# [What to do]
Pictures aside, quote the whole listing exactly.

Items listed in a dataset
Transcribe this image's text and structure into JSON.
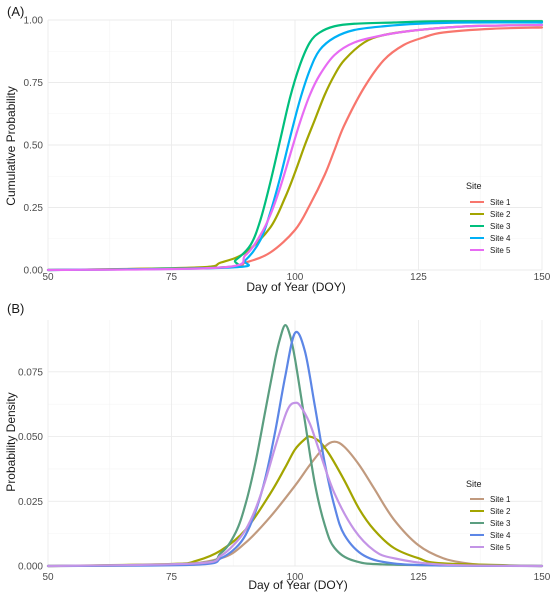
{
  "chart_data": [
    {
      "type": "line",
      "panel_label": "(A)",
      "xlabel": "Day of Year (DOY)",
      "ylabel": "Cumulative Probability",
      "xlim": [
        50,
        150
      ],
      "ylim": [
        0,
        1.0
      ],
      "x_ticks": [
        50,
        75,
        100,
        125,
        150
      ],
      "y_ticks": [
        0.0,
        0.25,
        0.5,
        0.75,
        1.0
      ],
      "x_tick_labels": [
        "50",
        "75",
        "100",
        "125",
        "150"
      ],
      "y_tick_labels": [
        "0.00",
        "0.25",
        "0.50",
        "0.75",
        "1.00"
      ],
      "grid": true,
      "legend": {
        "title": "Site",
        "placement": "right"
      },
      "series": [
        {
          "name": "Site 1",
          "color": "#F8766D",
          "x": [
            50,
            85,
            90,
            95,
            100,
            103,
            106,
            108,
            110,
            114,
            118,
            122,
            126,
            130,
            140,
            150
          ],
          "y": [
            0.0,
            0.01,
            0.03,
            0.07,
            0.16,
            0.26,
            0.38,
            0.48,
            0.58,
            0.73,
            0.84,
            0.9,
            0.93,
            0.95,
            0.965,
            0.97
          ]
        },
        {
          "name": "Site 2",
          "color": "#A3A500",
          "x": [
            50,
            80,
            85,
            90,
            95,
            98,
            100,
            102,
            104,
            106,
            108,
            110,
            114,
            118,
            125,
            135,
            150
          ],
          "y": [
            0.0,
            0.01,
            0.03,
            0.07,
            0.17,
            0.29,
            0.39,
            0.5,
            0.6,
            0.7,
            0.78,
            0.84,
            0.91,
            0.94,
            0.96,
            0.975,
            0.98
          ]
        },
        {
          "name": "Site 3",
          "color": "#00BF7D",
          "x": [
            50,
            85,
            88,
            91,
            93,
            95,
            97,
            99,
            101,
            103,
            105,
            108,
            112,
            120,
            130,
            150
          ],
          "y": [
            0.0,
            0.01,
            0.04,
            0.1,
            0.2,
            0.35,
            0.52,
            0.69,
            0.82,
            0.91,
            0.95,
            0.975,
            0.985,
            0.99,
            0.995,
            0.995
          ]
        },
        {
          "name": "Site 4",
          "color": "#00B0F6",
          "x": [
            50,
            87,
            90,
            93,
            95,
            97,
            99,
            101,
            103,
            105,
            108,
            112,
            118,
            125,
            135,
            150
          ],
          "y": [
            0.0,
            0.01,
            0.04,
            0.12,
            0.23,
            0.37,
            0.53,
            0.68,
            0.8,
            0.88,
            0.93,
            0.96,
            0.975,
            0.985,
            0.99,
            0.99
          ]
        },
        {
          "name": "Site 5",
          "color": "#E76BF3",
          "x": [
            50,
            85,
            90,
            93,
            95,
            97,
            99,
            101,
            103,
            105,
            108,
            112,
            118,
            125,
            135,
            150
          ],
          "y": [
            0.0,
            0.01,
            0.06,
            0.14,
            0.22,
            0.33,
            0.46,
            0.59,
            0.7,
            0.78,
            0.86,
            0.91,
            0.94,
            0.96,
            0.975,
            0.98
          ]
        }
      ]
    },
    {
      "type": "line",
      "panel_label": "(B)",
      "xlabel": "Day of Year (DOY)",
      "ylabel": "Probability Density",
      "xlim": [
        50,
        150
      ],
      "ylim": [
        0,
        0.095
      ],
      "x_ticks": [
        50,
        75,
        100,
        125,
        150
      ],
      "y_ticks": [
        0.0,
        0.025,
        0.05,
        0.075
      ],
      "x_tick_labels": [
        "50",
        "75",
        "100",
        "125",
        "150"
      ],
      "y_tick_labels": [
        "0.000",
        "0.025",
        "0.050",
        "0.075"
      ],
      "grid": true,
      "legend": {
        "title": "Site",
        "placement": "right"
      },
      "series": [
        {
          "name": "Site 1",
          "color": "#C19A7E",
          "x": [
            50,
            75,
            85,
            90,
            95,
            100,
            103,
            106,
            108,
            110,
            113,
            116,
            120,
            125,
            130,
            135,
            140,
            150
          ],
          "y": [
            0.0,
            0.0005,
            0.003,
            0.009,
            0.019,
            0.031,
            0.039,
            0.046,
            0.048,
            0.046,
            0.039,
            0.03,
            0.018,
            0.008,
            0.003,
            0.001,
            0.0003,
            0.0
          ]
        },
        {
          "name": "Site 2",
          "color": "#A3A500",
          "x": [
            50,
            75,
            80,
            85,
            90,
            95,
            98,
            100,
            102,
            103,
            105,
            107,
            110,
            113,
            116,
            120,
            125,
            130,
            150
          ],
          "y": [
            0.0,
            0.0008,
            0.002,
            0.006,
            0.014,
            0.028,
            0.038,
            0.045,
            0.049,
            0.05,
            0.048,
            0.043,
            0.033,
            0.022,
            0.014,
            0.007,
            0.003,
            0.001,
            0.0
          ]
        },
        {
          "name": "Site 3",
          "color": "#5B9E80",
          "x": [
            50,
            80,
            85,
            88,
            90,
            92,
            94,
            96,
            97,
            98,
            99,
            100,
            102,
            104,
            106,
            108,
            112,
            120,
            150
          ],
          "y": [
            0.0,
            0.001,
            0.005,
            0.013,
            0.024,
            0.04,
            0.06,
            0.08,
            0.088,
            0.093,
            0.089,
            0.08,
            0.056,
            0.032,
            0.016,
            0.007,
            0.002,
            0.0005,
            0.0
          ]
        },
        {
          "name": "Site 4",
          "color": "#5C86E6",
          "x": [
            50,
            80,
            85,
            88,
            90,
            92,
            94,
            96,
            98,
            100,
            102,
            104,
            106,
            108,
            110,
            114,
            120,
            130,
            150
          ],
          "y": [
            0.0,
            0.0005,
            0.003,
            0.007,
            0.012,
            0.021,
            0.034,
            0.052,
            0.073,
            0.09,
            0.083,
            0.062,
            0.04,
            0.023,
            0.012,
            0.004,
            0.001,
            0.0002,
            0.0
          ]
        },
        {
          "name": "Site 5",
          "color": "#C394E6",
          "x": [
            50,
            80,
            85,
            88,
            90,
            92,
            94,
            96,
            98,
            99,
            100,
            101,
            103,
            105,
            108,
            112,
            116,
            120,
            130,
            150
          ],
          "y": [
            0.0,
            0.001,
            0.004,
            0.009,
            0.014,
            0.022,
            0.033,
            0.046,
            0.058,
            0.062,
            0.063,
            0.062,
            0.055,
            0.044,
            0.028,
            0.014,
            0.006,
            0.003,
            0.0005,
            0.0
          ]
        }
      ]
    }
  ]
}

# [The reply]
Transcribe this image's text and structure into JSON.
{
  "chart_data": [
    {
      "type": "line",
      "panel_label": "(A)",
      "xlabel": "Day of Year (DOY)",
      "ylabel": "Cumulative Probability",
      "xlim": [
        50,
        150
      ],
      "ylim": [
        0,
        1.0
      ],
      "x_ticks": [
        50,
        75,
        100,
        125,
        150
      ],
      "y_ticks": [
        0.0,
        0.25,
        0.5,
        0.75,
        1.0
      ],
      "x_tick_labels": [
        "50",
        "75",
        "100",
        "125",
        "150"
      ],
      "y_tick_labels": [
        "0.00",
        "0.25",
        "0.50",
        "0.75",
        "1.00"
      ],
      "grid": true,
      "legend": {
        "title": "Site",
        "placement": "right"
      },
      "series": [
        {
          "name": "Site 1",
          "color": "#F8766D",
          "x": [
            50,
            85,
            90,
            95,
            100,
            103,
            106,
            108,
            110,
            114,
            118,
            122,
            126,
            130,
            140,
            150
          ],
          "y": [
            0.0,
            0.01,
            0.03,
            0.07,
            0.16,
            0.26,
            0.38,
            0.48,
            0.58,
            0.73,
            0.84,
            0.9,
            0.93,
            0.95,
            0.965,
            0.97
          ]
        },
        {
          "name": "Site 2",
          "color": "#A3A500",
          "x": [
            50,
            80,
            85,
            90,
            95,
            98,
            100,
            102,
            104,
            106,
            108,
            110,
            114,
            118,
            125,
            135,
            150
          ],
          "y": [
            0.0,
            0.01,
            0.03,
            0.07,
            0.17,
            0.29,
            0.39,
            0.5,
            0.6,
            0.7,
            0.78,
            0.84,
            0.91,
            0.94,
            0.96,
            0.975,
            0.98
          ]
        },
        {
          "name": "Site 3",
          "color": "#00BF7D",
          "x": [
            50,
            85,
            88,
            91,
            93,
            95,
            97,
            99,
            101,
            103,
            105,
            108,
            112,
            120,
            130,
            150
          ],
          "y": [
            0.0,
            0.01,
            0.04,
            0.1,
            0.2,
            0.35,
            0.52,
            0.69,
            0.82,
            0.91,
            0.95,
            0.975,
            0.985,
            0.99,
            0.995,
            0.995
          ]
        },
        {
          "name": "Site 4",
          "color": "#00B0F6",
          "x": [
            50,
            87,
            90,
            93,
            95,
            97,
            99,
            101,
            103,
            105,
            108,
            112,
            118,
            125,
            135,
            150
          ],
          "y": [
            0.0,
            0.01,
            0.04,
            0.12,
            0.23,
            0.37,
            0.53,
            0.68,
            0.8,
            0.88,
            0.93,
            0.96,
            0.975,
            0.985,
            0.99,
            0.99
          ]
        },
        {
          "name": "Site 5",
          "color": "#E76BF3",
          "x": [
            50,
            85,
            90,
            93,
            95,
            97,
            99,
            101,
            103,
            105,
            108,
            112,
            118,
            125,
            135,
            150
          ],
          "y": [
            0.0,
            0.01,
            0.06,
            0.14,
            0.22,
            0.33,
            0.46,
            0.59,
            0.7,
            0.78,
            0.86,
            0.91,
            0.94,
            0.96,
            0.975,
            0.98
          ]
        }
      ]
    },
    {
      "type": "line",
      "panel_label": "(B)",
      "xlabel": "Day of Year (DOY)",
      "ylabel": "Probability Density",
      "xlim": [
        50,
        150
      ],
      "ylim": [
        0,
        0.095
      ],
      "x_ticks": [
        50,
        75,
        100,
        125,
        150
      ],
      "y_ticks": [
        0.0,
        0.025,
        0.05,
        0.075
      ],
      "x_tick_labels": [
        "50",
        "75",
        "100",
        "125",
        "150"
      ],
      "y_tick_labels": [
        "0.000",
        "0.025",
        "0.050",
        "0.075"
      ],
      "grid": true,
      "legend": {
        "title": "Site",
        "placement": "right"
      },
      "series": [
        {
          "name": "Site 1",
          "color": "#C19A7E",
          "x": [
            50,
            75,
            85,
            90,
            95,
            100,
            103,
            106,
            108,
            110,
            113,
            116,
            120,
            125,
            130,
            135,
            140,
            150
          ],
          "y": [
            0.0,
            0.0005,
            0.003,
            0.009,
            0.019,
            0.031,
            0.039,
            0.046,
            0.048,
            0.046,
            0.039,
            0.03,
            0.018,
            0.008,
            0.003,
            0.001,
            0.0003,
            0.0
          ]
        },
        {
          "name": "Site 2",
          "color": "#A3A500",
          "x": [
            50,
            75,
            80,
            85,
            90,
            95,
            98,
            100,
            102,
            103,
            105,
            107,
            110,
            113,
            116,
            120,
            125,
            130,
            150
          ],
          "y": [
            0.0,
            0.0008,
            0.002,
            0.006,
            0.014,
            0.028,
            0.038,
            0.045,
            0.049,
            0.05,
            0.048,
            0.043,
            0.033,
            0.022,
            0.014,
            0.007,
            0.003,
            0.001,
            0.0
          ]
        },
        {
          "name": "Site 3",
          "color": "#5B9E80",
          "x": [
            50,
            80,
            85,
            88,
            90,
            92,
            94,
            96,
            97,
            98,
            99,
            100,
            102,
            104,
            106,
            108,
            112,
            120,
            150
          ],
          "y": [
            0.0,
            0.001,
            0.005,
            0.013,
            0.024,
            0.04,
            0.06,
            0.08,
            0.088,
            0.093,
            0.089,
            0.08,
            0.056,
            0.032,
            0.016,
            0.007,
            0.002,
            0.0005,
            0.0
          ]
        },
        {
          "name": "Site 4",
          "color": "#5C86E6",
          "x": [
            50,
            80,
            85,
            88,
            90,
            92,
            94,
            96,
            98,
            100,
            102,
            104,
            106,
            108,
            110,
            114,
            120,
            130,
            150
          ],
          "y": [
            0.0,
            0.0005,
            0.003,
            0.007,
            0.012,
            0.021,
            0.034,
            0.052,
            0.073,
            0.09,
            0.083,
            0.062,
            0.04,
            0.023,
            0.012,
            0.004,
            0.001,
            0.0002,
            0.0
          ]
        },
        {
          "name": "Site 5",
          "color": "#C394E6",
          "x": [
            50,
            80,
            85,
            88,
            90,
            92,
            94,
            96,
            98,
            99,
            100,
            101,
            103,
            105,
            108,
            112,
            116,
            120,
            130,
            150
          ],
          "y": [
            0.0,
            0.001,
            0.004,
            0.009,
            0.014,
            0.022,
            0.033,
            0.046,
            0.058,
            0.062,
            0.063,
            0.062,
            0.055,
            0.044,
            0.028,
            0.014,
            0.006,
            0.003,
            0.0005,
            0.0
          ]
        }
      ]
    }
  ]
}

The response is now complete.